begin Extracted information

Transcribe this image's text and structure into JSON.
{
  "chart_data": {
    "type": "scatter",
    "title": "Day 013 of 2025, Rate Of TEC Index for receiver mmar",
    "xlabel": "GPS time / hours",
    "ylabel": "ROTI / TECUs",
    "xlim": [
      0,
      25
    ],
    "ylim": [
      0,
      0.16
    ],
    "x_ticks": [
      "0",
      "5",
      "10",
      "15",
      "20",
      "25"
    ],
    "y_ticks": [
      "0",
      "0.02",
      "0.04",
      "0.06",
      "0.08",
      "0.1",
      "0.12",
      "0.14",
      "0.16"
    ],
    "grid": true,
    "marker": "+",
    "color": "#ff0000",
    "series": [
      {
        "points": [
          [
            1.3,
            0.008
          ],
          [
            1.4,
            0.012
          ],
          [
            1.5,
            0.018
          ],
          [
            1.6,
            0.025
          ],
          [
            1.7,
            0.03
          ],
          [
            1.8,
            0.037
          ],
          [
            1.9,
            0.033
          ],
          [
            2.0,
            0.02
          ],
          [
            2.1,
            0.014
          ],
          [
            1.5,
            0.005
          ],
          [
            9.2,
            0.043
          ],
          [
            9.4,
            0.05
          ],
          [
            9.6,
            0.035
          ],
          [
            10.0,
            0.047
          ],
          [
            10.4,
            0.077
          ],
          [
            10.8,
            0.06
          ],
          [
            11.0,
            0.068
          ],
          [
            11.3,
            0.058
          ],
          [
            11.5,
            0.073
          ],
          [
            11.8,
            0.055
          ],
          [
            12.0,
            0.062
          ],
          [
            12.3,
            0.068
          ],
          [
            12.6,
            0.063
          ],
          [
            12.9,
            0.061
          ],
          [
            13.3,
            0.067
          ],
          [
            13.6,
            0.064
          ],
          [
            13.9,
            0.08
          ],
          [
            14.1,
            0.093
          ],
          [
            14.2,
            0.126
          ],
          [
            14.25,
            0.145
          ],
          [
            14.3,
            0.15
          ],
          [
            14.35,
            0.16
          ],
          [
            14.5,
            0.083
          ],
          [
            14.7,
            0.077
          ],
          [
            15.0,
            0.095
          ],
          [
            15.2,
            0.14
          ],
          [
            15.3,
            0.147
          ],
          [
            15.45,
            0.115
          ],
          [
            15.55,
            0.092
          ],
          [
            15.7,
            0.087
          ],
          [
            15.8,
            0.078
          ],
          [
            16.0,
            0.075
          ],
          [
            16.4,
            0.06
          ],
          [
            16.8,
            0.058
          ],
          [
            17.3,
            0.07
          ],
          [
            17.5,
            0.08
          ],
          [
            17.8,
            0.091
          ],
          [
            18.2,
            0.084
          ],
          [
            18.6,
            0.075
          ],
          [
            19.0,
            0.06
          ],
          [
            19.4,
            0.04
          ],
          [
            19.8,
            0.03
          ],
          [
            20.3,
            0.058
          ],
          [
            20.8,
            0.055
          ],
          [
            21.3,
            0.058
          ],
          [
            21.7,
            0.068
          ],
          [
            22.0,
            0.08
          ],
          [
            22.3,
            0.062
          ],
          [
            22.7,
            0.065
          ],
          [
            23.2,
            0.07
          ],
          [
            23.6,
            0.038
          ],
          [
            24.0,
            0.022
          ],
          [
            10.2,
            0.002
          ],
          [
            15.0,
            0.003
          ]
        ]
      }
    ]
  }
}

end Extracted information

Written problem >>
Your task is to retype all of the records exactly.

Task response >>
Transcribe this image's text and structure into JSON.
{
  "chart_data": {
    "type": "scatter",
    "title": "Day 013 of 2025, Rate Of TEC Index for receiver mmar",
    "xlabel": "GPS time / hours",
    "ylabel": "ROTI / TECUs",
    "xlim": [
      0,
      25
    ],
    "ylim": [
      0,
      0.16
    ],
    "x_ticks": [
      "0",
      "5",
      "10",
      "15",
      "20",
      "25"
    ],
    "y_ticks": [
      "0",
      "0.02",
      "0.04",
      "0.06",
      "0.08",
      "0.1",
      "0.12",
      "0.14",
      "0.16"
    ],
    "grid": true,
    "marker": "+",
    "color": "#ff0000",
    "series": [
      {
        "points": [
          [
            1.3,
            0.008
          ],
          [
            1.4,
            0.012
          ],
          [
            1.5,
            0.018
          ],
          [
            1.6,
            0.025
          ],
          [
            1.7,
            0.03
          ],
          [
            1.8,
            0.037
          ],
          [
            1.9,
            0.033
          ],
          [
            2.0,
            0.02
          ],
          [
            2.1,
            0.014
          ],
          [
            1.5,
            0.005
          ],
          [
            9.2,
            0.043
          ],
          [
            9.4,
            0.05
          ],
          [
            9.6,
            0.035
          ],
          [
            10.0,
            0.047
          ],
          [
            10.4,
            0.077
          ],
          [
            10.8,
            0.06
          ],
          [
            11.0,
            0.068
          ],
          [
            11.3,
            0.058
          ],
          [
            11.5,
            0.073
          ],
          [
            11.8,
            0.055
          ],
          [
            12.0,
            0.062
          ],
          [
            12.3,
            0.068
          ],
          [
            12.6,
            0.063
          ],
          [
            12.9,
            0.061
          ],
          [
            13.3,
            0.067
          ],
          [
            13.6,
            0.064
          ],
          [
            13.9,
            0.08
          ],
          [
            14.1,
            0.093
          ],
          [
            14.2,
            0.126
          ],
          [
            14.25,
            0.145
          ],
          [
            14.3,
            0.15
          ],
          [
            14.35,
            0.16
          ],
          [
            14.5,
            0.083
          ],
          [
            14.7,
            0.077
          ],
          [
            15.0,
            0.095
          ],
          [
            15.2,
            0.14
          ],
          [
            15.3,
            0.147
          ],
          [
            15.45,
            0.115
          ],
          [
            15.55,
            0.092
          ],
          [
            15.7,
            0.087
          ],
          [
            15.8,
            0.078
          ],
          [
            16.0,
            0.075
          ],
          [
            16.4,
            0.06
          ],
          [
            16.8,
            0.058
          ],
          [
            17.3,
            0.07
          ],
          [
            17.5,
            0.08
          ],
          [
            17.8,
            0.091
          ],
          [
            18.2,
            0.084
          ],
          [
            18.6,
            0.075
          ],
          [
            19.0,
            0.06
          ],
          [
            19.4,
            0.04
          ],
          [
            19.8,
            0.03
          ],
          [
            20.3,
            0.058
          ],
          [
            20.8,
            0.055
          ],
          [
            21.3,
            0.058
          ],
          [
            21.7,
            0.068
          ],
          [
            22.0,
            0.08
          ],
          [
            22.3,
            0.062
          ],
          [
            22.7,
            0.065
          ],
          [
            23.2,
            0.07
          ],
          [
            23.6,
            0.038
          ],
          [
            24.0,
            0.022
          ],
          [
            10.2,
            0.002
          ],
          [
            15.0,
            0.003
          ]
        ]
      }
    ]
  }
}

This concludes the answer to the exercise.